=== Task to carry out ===
Omit all pictures. Copy the rest of the material exactly.

=== Given records ===

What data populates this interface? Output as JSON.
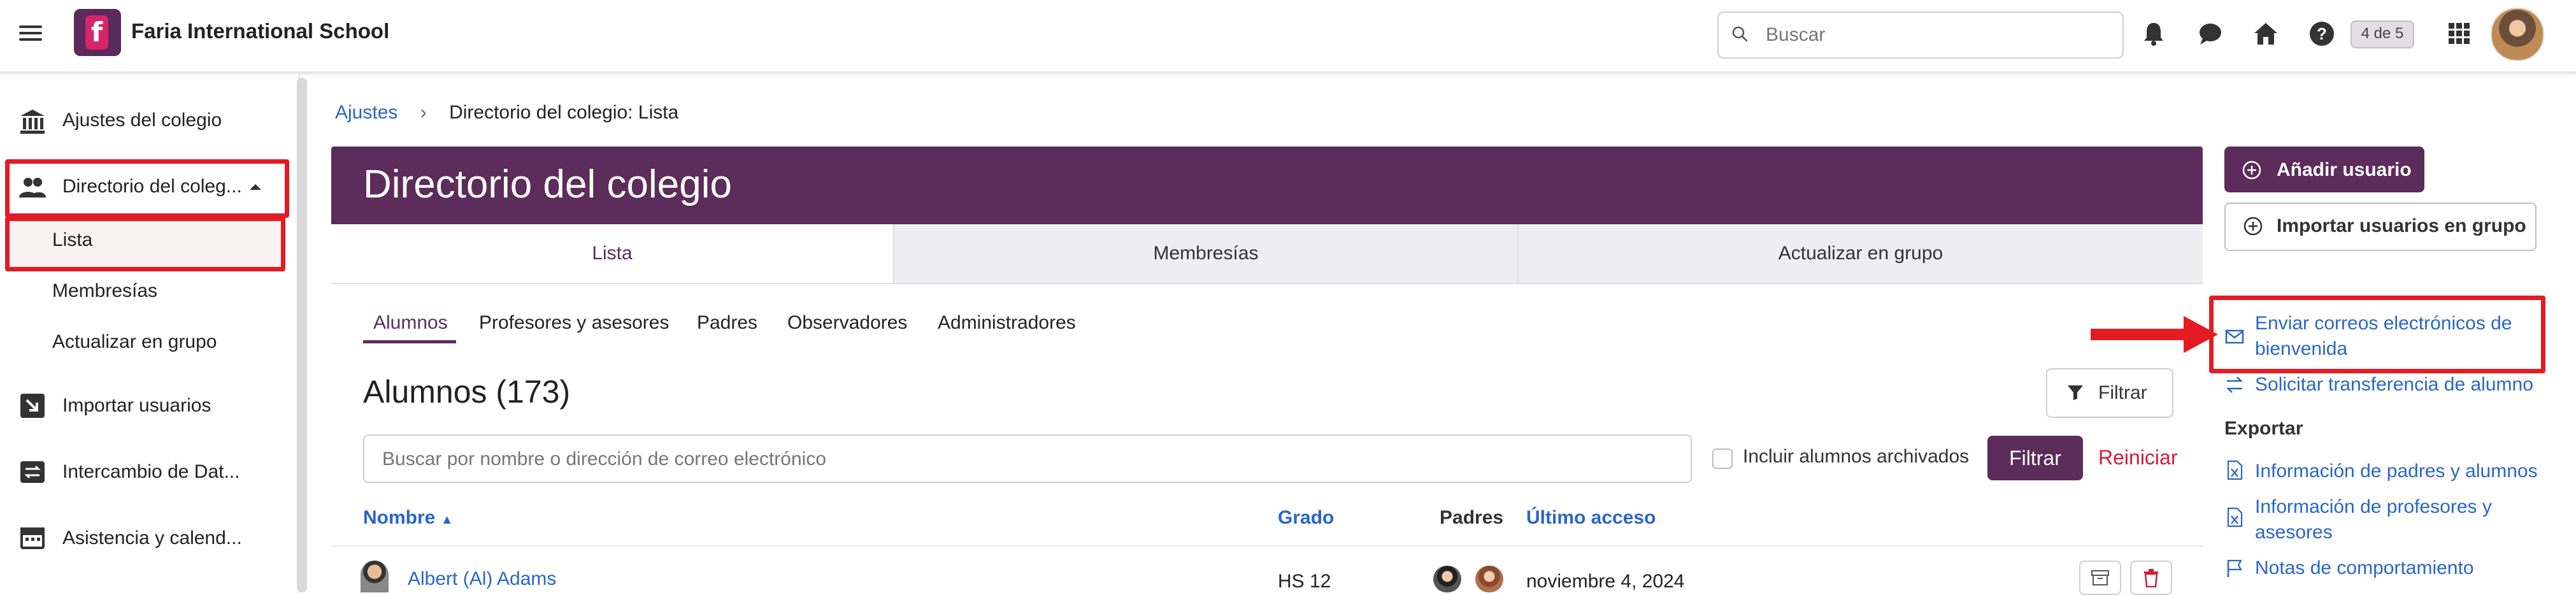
{
  "topbar": {
    "school_name": "Faria International School",
    "logo_letter": "f",
    "search_placeholder": "Buscar",
    "badge": "4 de 5"
  },
  "sidebar": {
    "items": [
      {
        "label": "Ajustes del colegio"
      },
      {
        "label": "Directorio del coleg..."
      },
      {
        "label": "Lista"
      },
      {
        "label": "Membresías"
      },
      {
        "label": "Actualizar en grupo"
      },
      {
        "label": "Importar usuarios"
      },
      {
        "label": "Intercambio de Dat..."
      },
      {
        "label": "Asistencia y calend..."
      }
    ]
  },
  "breadcrumb": {
    "parent": "Ajustes",
    "current": "Directorio del colegio: Lista"
  },
  "main": {
    "title": "Directorio del colegio",
    "tabs": [
      {
        "label": "Lista"
      },
      {
        "label": "Membresías"
      },
      {
        "label": "Actualizar en grupo"
      }
    ],
    "subtabs": [
      {
        "label": "Alumnos"
      },
      {
        "label": "Profesores y asesores"
      },
      {
        "label": "Padres"
      },
      {
        "label": "Observadores"
      },
      {
        "label": "Administradores"
      }
    ],
    "section_title": "Alumnos (173)",
    "filter_button": "Filtrar",
    "search_placeholder": "Buscar por nombre o dirección de correo electrónico",
    "include_archived": "Incluir alumnos archivados",
    "filter_submit": "Filtrar",
    "reset": "Reiniciar",
    "columns": {
      "name": "Nombre",
      "grade": "Grado",
      "parents": "Padres",
      "last_access": "Último acceso"
    },
    "rows": [
      {
        "name": "Albert (Al) Adams",
        "grade": "HS 12",
        "last_access": "noviembre 4, 2024"
      }
    ]
  },
  "right_panel": {
    "add_user": "Añadir usuario",
    "import_group": "Importar usuarios en grupo",
    "send_welcome_line1": "Enviar correos electrónicos de",
    "send_welcome_line2": "bienvenida",
    "request_transfer": "Solicitar transferencia de alumno",
    "export_label": "Exportar",
    "export_parents_students": "Información de padres y alumnos",
    "export_teachers_line1": "Información de profesores y",
    "export_teachers_line2": "asesores",
    "behavior_notes": "Notas de comportamiento"
  },
  "colors": {
    "brand": "#5c2c5a",
    "link": "#2a66c8",
    "highlight": "#e41b23",
    "reset": "#d31e3a"
  }
}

=== Solution below ===
What data populates this interface? Output as JSON.
{
  "topbar": {
    "school_name": "Faria International School",
    "logo_letter": "f",
    "search_placeholder": "Buscar",
    "badge": "4 de 5"
  },
  "sidebar": {
    "items": [
      {
        "label": "Ajustes del colegio"
      },
      {
        "label": "Directorio del coleg..."
      },
      {
        "label": "Lista"
      },
      {
        "label": "Membresías"
      },
      {
        "label": "Actualizar en grupo"
      },
      {
        "label": "Importar usuarios"
      },
      {
        "label": "Intercambio de Dat..."
      },
      {
        "label": "Asistencia y calend..."
      }
    ]
  },
  "breadcrumb": {
    "parent": "Ajustes",
    "current": "Directorio del colegio: Lista"
  },
  "main": {
    "title": "Directorio del colegio",
    "tabs": [
      {
        "label": "Lista"
      },
      {
        "label": "Membresías"
      },
      {
        "label": "Actualizar en grupo"
      }
    ],
    "subtabs": [
      {
        "label": "Alumnos"
      },
      {
        "label": "Profesores y asesores"
      },
      {
        "label": "Padres"
      },
      {
        "label": "Observadores"
      },
      {
        "label": "Administradores"
      }
    ],
    "section_title": "Alumnos (173)",
    "filter_button": "Filtrar",
    "search_placeholder": "Buscar por nombre o dirección de correo electrónico",
    "include_archived": "Incluir alumnos archivados",
    "filter_submit": "Filtrar",
    "reset": "Reiniciar",
    "columns": {
      "name": "Nombre",
      "grade": "Grado",
      "parents": "Padres",
      "last_access": "Último acceso"
    },
    "rows": [
      {
        "name": "Albert (Al) Adams",
        "grade": "HS 12",
        "last_access": "noviembre 4, 2024"
      }
    ]
  },
  "right_panel": {
    "add_user": "Añadir usuario",
    "import_group": "Importar usuarios en grupo",
    "send_welcome_line1": "Enviar correos electrónicos de",
    "send_welcome_line2": "bienvenida",
    "request_transfer": "Solicitar transferencia de alumno",
    "export_label": "Exportar",
    "export_parents_students": "Información de padres y alumnos",
    "export_teachers_line1": "Información de profesores y",
    "export_teachers_line2": "asesores",
    "behavior_notes": "Notas de comportamiento"
  },
  "colors": {
    "brand": "#5c2c5a",
    "link": "#2a66c8",
    "highlight": "#e41b23",
    "reset": "#d31e3a"
  }
}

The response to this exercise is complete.